Count how many lines below include the string "JSON", and give that number without anything else.

──────────

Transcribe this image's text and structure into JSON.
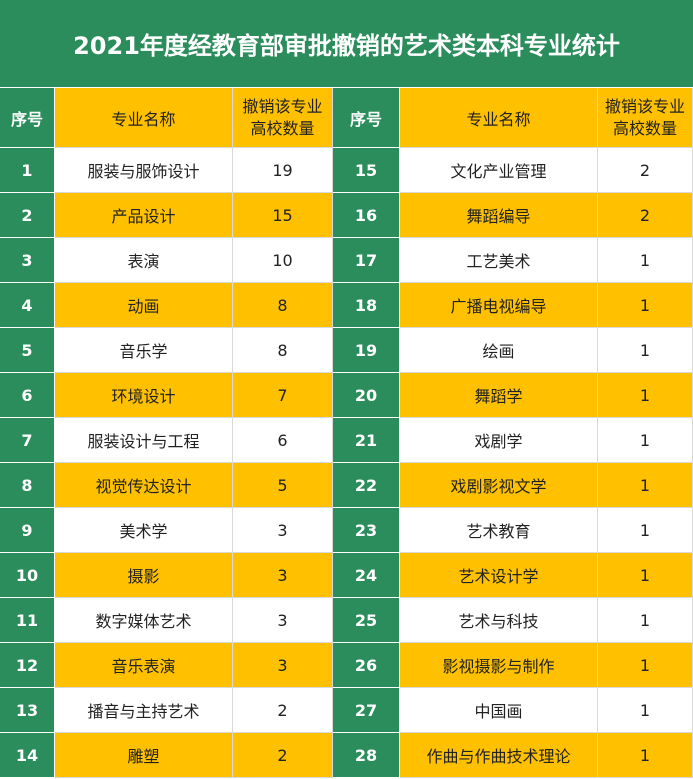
{
  "title": "2021年度经教育部审批撤销的艺术类本科专业统计",
  "table": {
    "headers": [
      "序号",
      "专业名称",
      "撤销该专业高校数量",
      "序号",
      "专业名称",
      "撤销该专业高校数量"
    ],
    "rows": [
      [
        1,
        "服装与服饰设计",
        19,
        15,
        "文化产业管理",
        2
      ],
      [
        2,
        "产品设计",
        15,
        16,
        "舞蹈编导",
        2
      ],
      [
        3,
        "表演",
        10,
        17,
        "工艺美术",
        1
      ],
      [
        4,
        "动画",
        8,
        18,
        "广播电视编导",
        1
      ],
      [
        5,
        "音乐学",
        8,
        19,
        "绘画",
        1
      ],
      [
        6,
        "环境设计",
        7,
        20,
        "舞蹈学",
        1
      ],
      [
        7,
        "服装设计与工程",
        6,
        21,
        "戏剧学",
        1
      ],
      [
        8,
        "视觉传达设计",
        5,
        22,
        "戏剧影视文学",
        1
      ],
      [
        9,
        "美术学",
        3,
        23,
        "艺术教育",
        1
      ],
      [
        10,
        "摄影",
        3,
        24,
        "艺术设计学",
        1
      ],
      [
        11,
        "数字媒体艺术",
        3,
        25,
        "艺术与科技",
        1
      ],
      [
        12,
        "音乐表演",
        3,
        26,
        "影视摄影与制作",
        1
      ],
      [
        13,
        "播音与主持艺术",
        2,
        27,
        "中国画",
        1
      ],
      [
        14,
        "雕塑",
        2,
        28,
        "作曲与作曲技术理论",
        1
      ]
    ]
  }
}
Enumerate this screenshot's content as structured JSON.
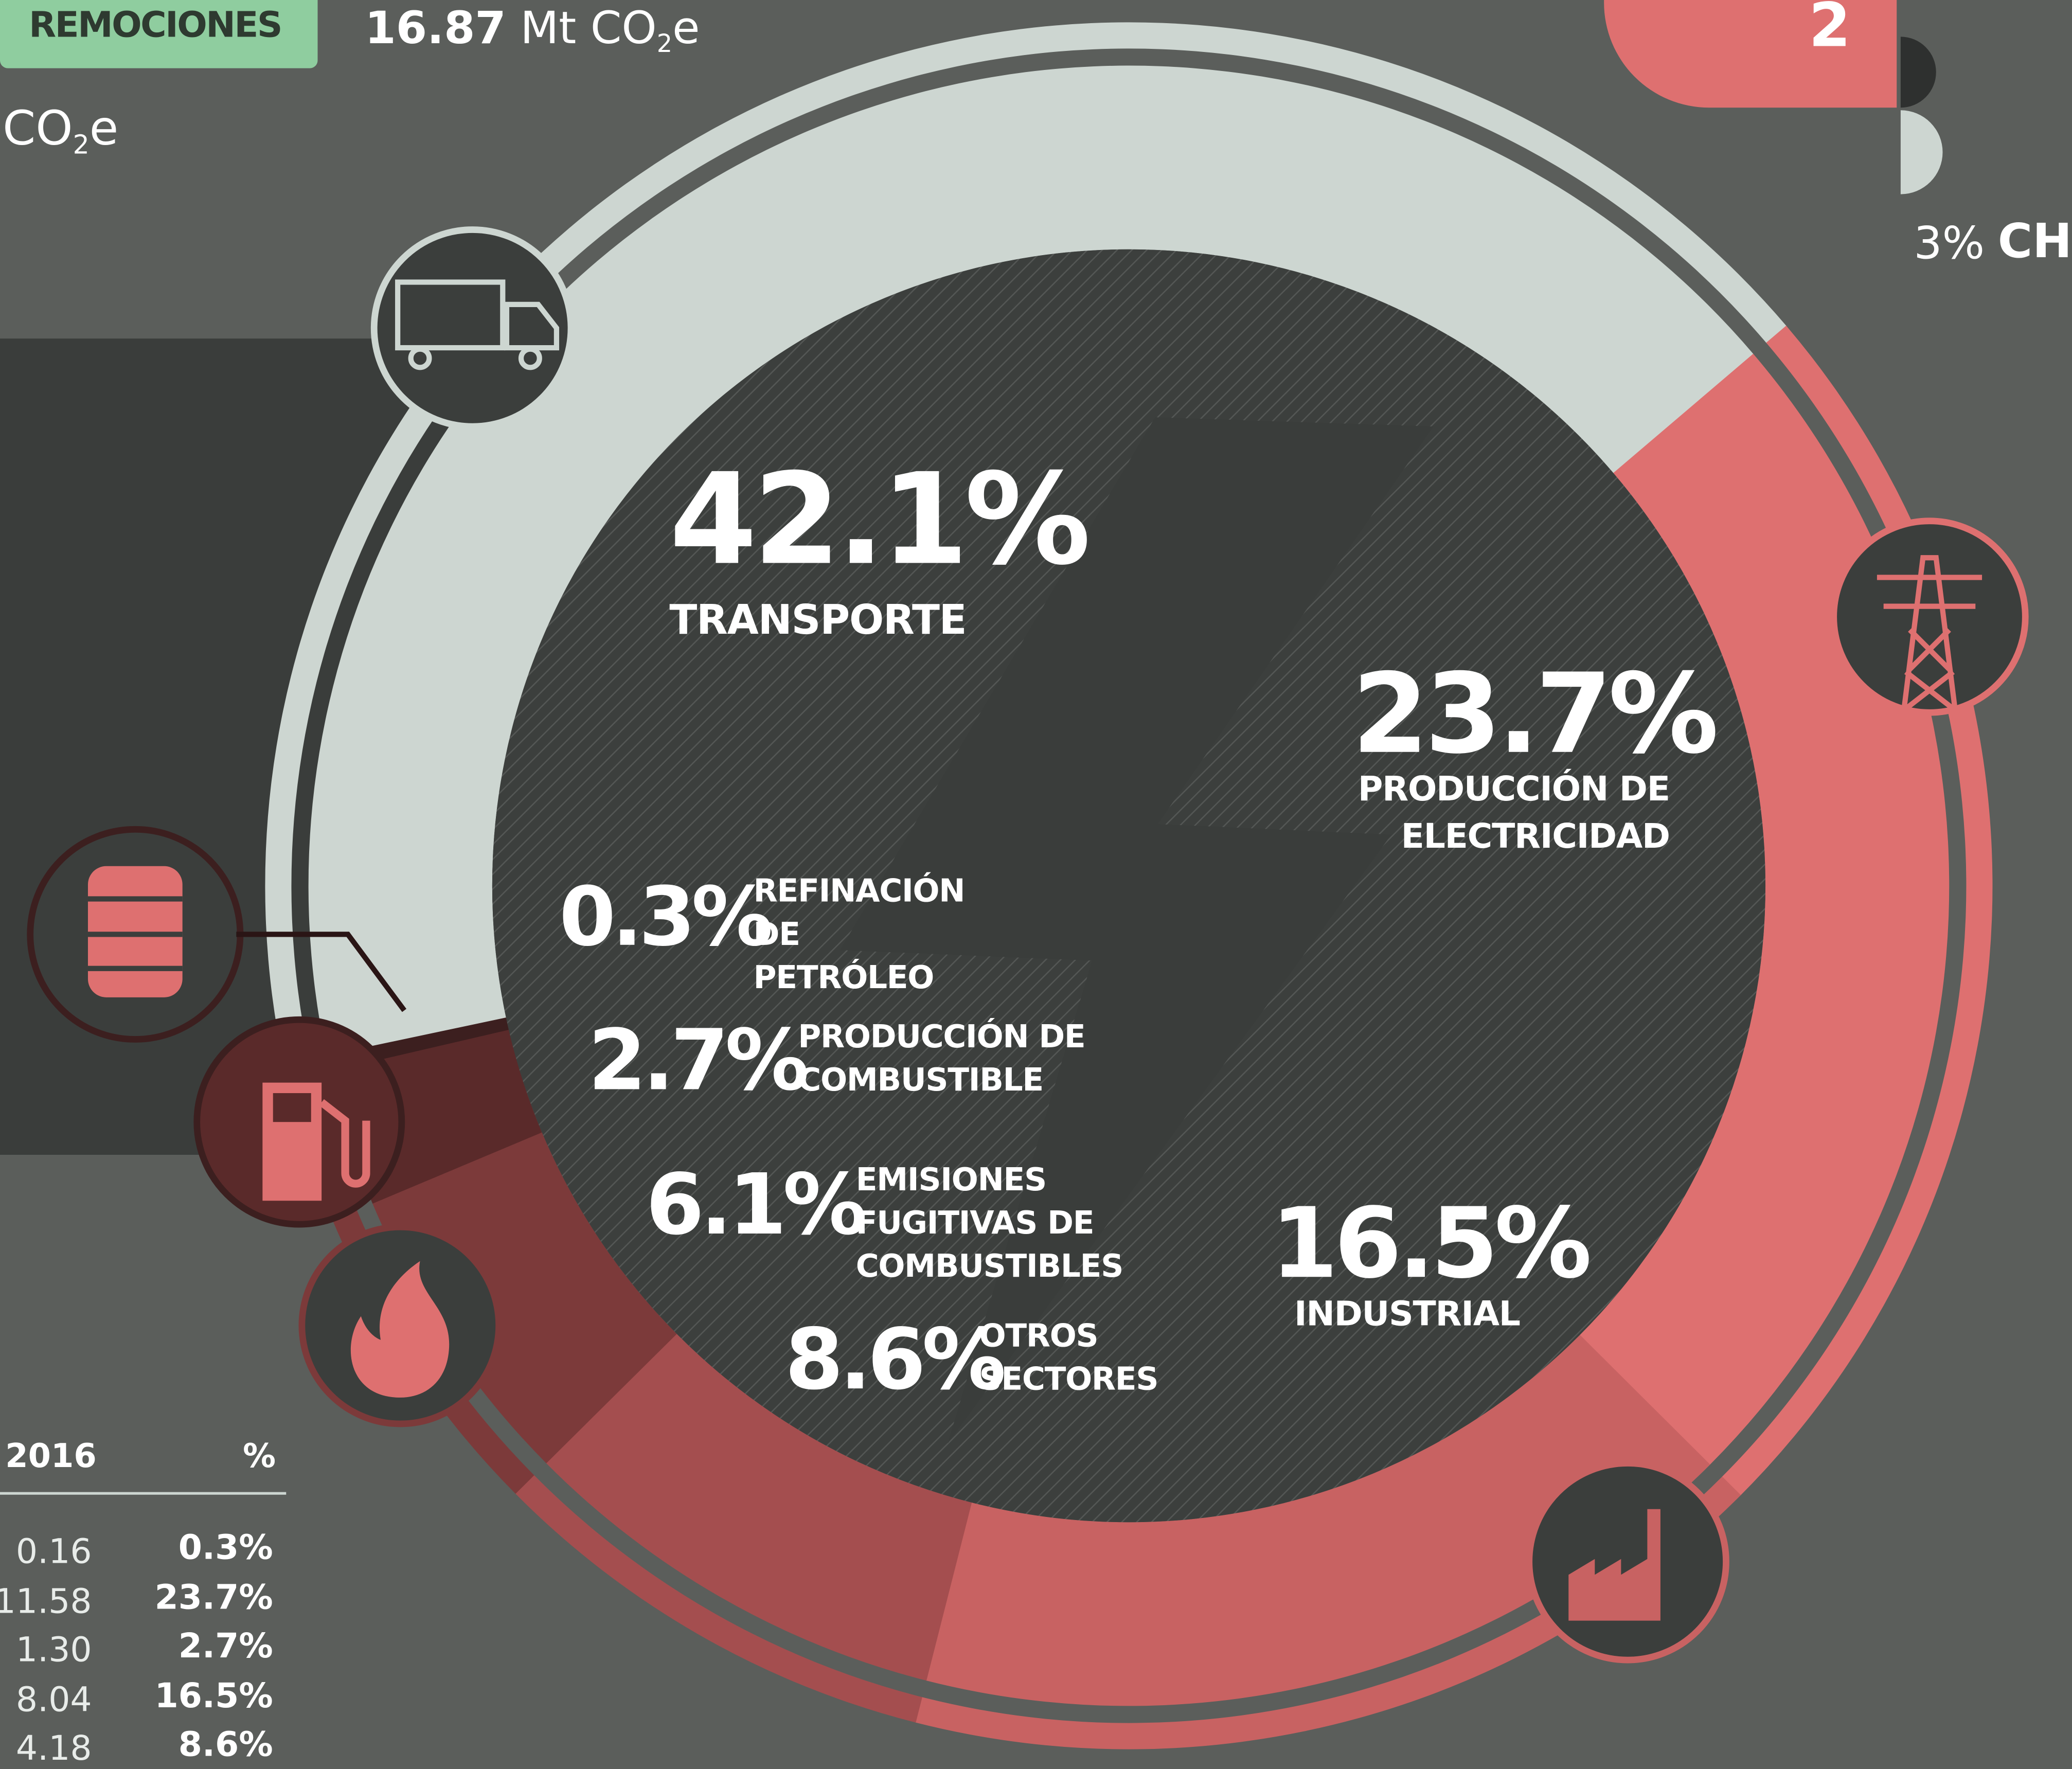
{
  "header": {
    "badge": "REMOCIONES",
    "value": "16.87",
    "unit": "Mt CO",
    "unit_sub": "2",
    "unit_end": "e"
  },
  "left_unit": {
    "text": "CO",
    "sub": "2",
    "end": "e"
  },
  "gas_panel": {
    "sub": "2",
    "pct": "3%",
    "gas": "CH"
  },
  "chart_data": {
    "type": "donut",
    "categories": [
      "TRANSPORTE",
      "PRODUCCIÓN DE ELECTRICIDAD",
      "INDUSTRIAL",
      "OTROS SECTORES",
      "EMISIONES FUGITIVAS DE COMBUSTIBLES",
      "PRODUCCIÓN DE COMBUSTIBLE",
      "REFINACIÓN DE PETRÓLEO"
    ],
    "values": [
      42.1,
      23.7,
      16.5,
      8.6,
      6.1,
      2.7,
      0.3
    ],
    "value_labels": [
      "42.1%",
      "23.7%",
      "16.5%",
      "8.6%",
      "6.1%",
      "2.7%",
      "0.3%"
    ],
    "colors": [
      "#cdd6d1",
      "#de7070",
      "#c86262",
      "#a44e4f",
      "#7c3a3a",
      "#5a2a2a",
      "#3c1f1f"
    ]
  },
  "table": {
    "headers": [
      "2016",
      "%"
    ],
    "rows": [
      [
        "0.16",
        "0.3%"
      ],
      [
        "11.58",
        "23.7%"
      ],
      [
        "1.30",
        "2.7%"
      ],
      [
        "8.04",
        "16.5%"
      ],
      [
        "4.18",
        "8.6%"
      ]
    ]
  }
}
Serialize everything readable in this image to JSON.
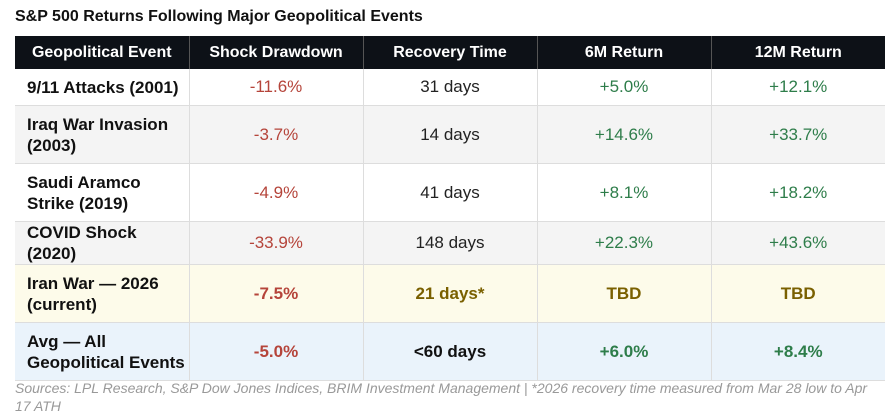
{
  "header": {
    "title": "S&P 500 Returns Following Major Geopolitical Events"
  },
  "table": {
    "columns": [
      "Geopolitical Event",
      "Shock Drawdown",
      "Recovery Time",
      "6M Return",
      "12M Return"
    ],
    "rows": [
      [
        "9/11 Attacks (2001)",
        "-11.6%",
        "31 days",
        "+5.0%",
        "+12.1%"
      ],
      [
        "Iraq War Invasion (2003)",
        "-3.7%",
        "14 days",
        "+14.6%",
        "+33.7%"
      ],
      [
        "Saudi Aramco Strike (2019)",
        "-4.9%",
        "41 days",
        "+8.1%",
        "+18.2%"
      ],
      [
        "COVID Shock (2020)",
        "-33.9%",
        "148 days",
        "+22.3%",
        "+43.6%"
      ],
      [
        "Iran War — 2026 (current)",
        "-7.5%",
        "21 days*",
        "TBD",
        "TBD"
      ],
      [
        "Avg — All Geopolitical Events",
        "-5.0%",
        "<60 days",
        "+6.0%",
        "+8.4%"
      ]
    ]
  },
  "footnote": "Sources: LPL Research, S&P Dow Jones Indices, BRIM Investment Management | *2026 recovery time measured from Mar 28 low to Apr 17 ATH"
}
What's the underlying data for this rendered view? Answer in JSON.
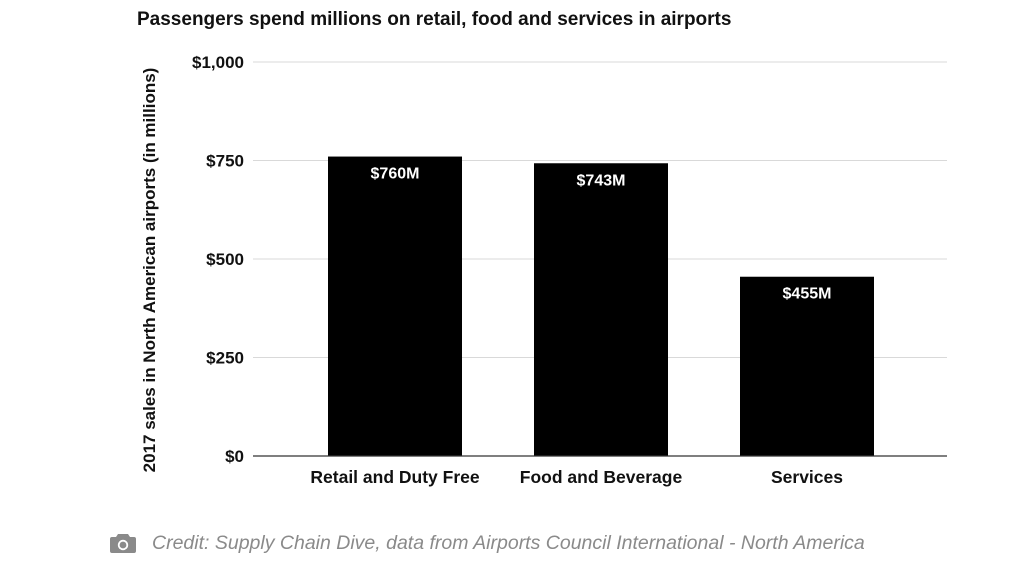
{
  "chart_data": {
    "type": "bar",
    "title": "Passengers spend millions on retail, food and services in airports",
    "xlabel": "",
    "ylabel": "2017 sales in North American airports (in millions)",
    "categories": [
      "Retail and Duty Free",
      "Food and Beverage",
      "Services"
    ],
    "values": [
      760,
      743,
      455
    ],
    "data_labels": [
      "$760M",
      "$743M",
      "$455M"
    ],
    "ylim": [
      0,
      1000
    ],
    "yticks": [
      0,
      250,
      500,
      750,
      1000
    ],
    "ytick_labels": [
      "$0",
      "$250",
      "$500",
      "$750",
      "$1,000"
    ],
    "grid": true,
    "legend": "none",
    "bar_color": "#000000",
    "gridline_color": "#d9d9d9",
    "data_label_color": "#ffffff"
  },
  "caption": {
    "icon": "camera-icon",
    "text": "Credit: Supply Chain Dive, data from Airports Council International - North America",
    "color": "#8a8a8a"
  }
}
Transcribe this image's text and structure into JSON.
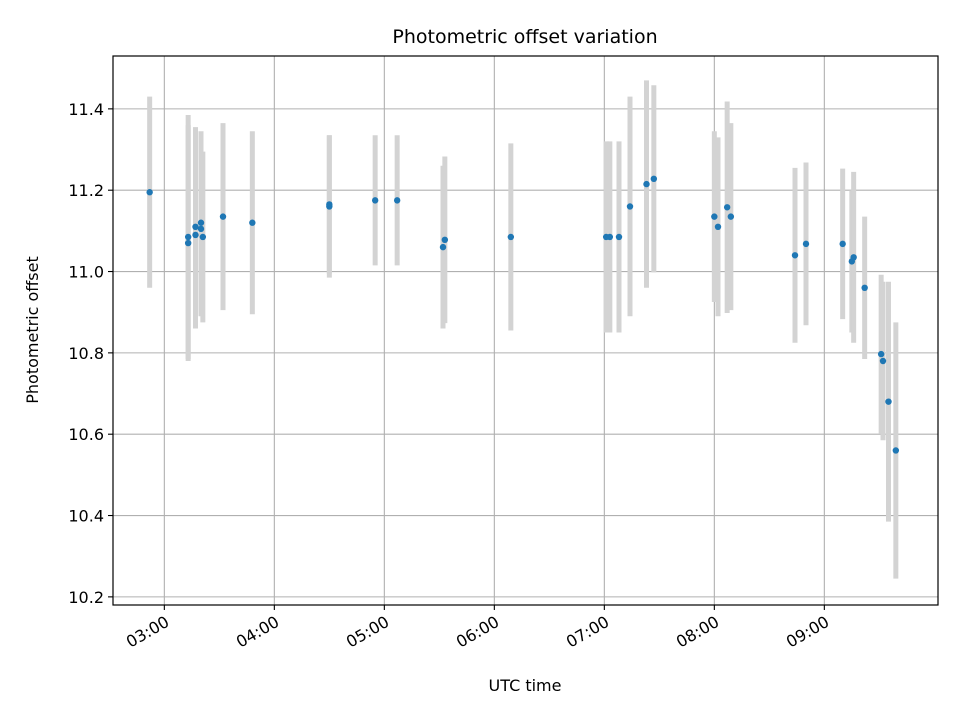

──────────

# Written solution
5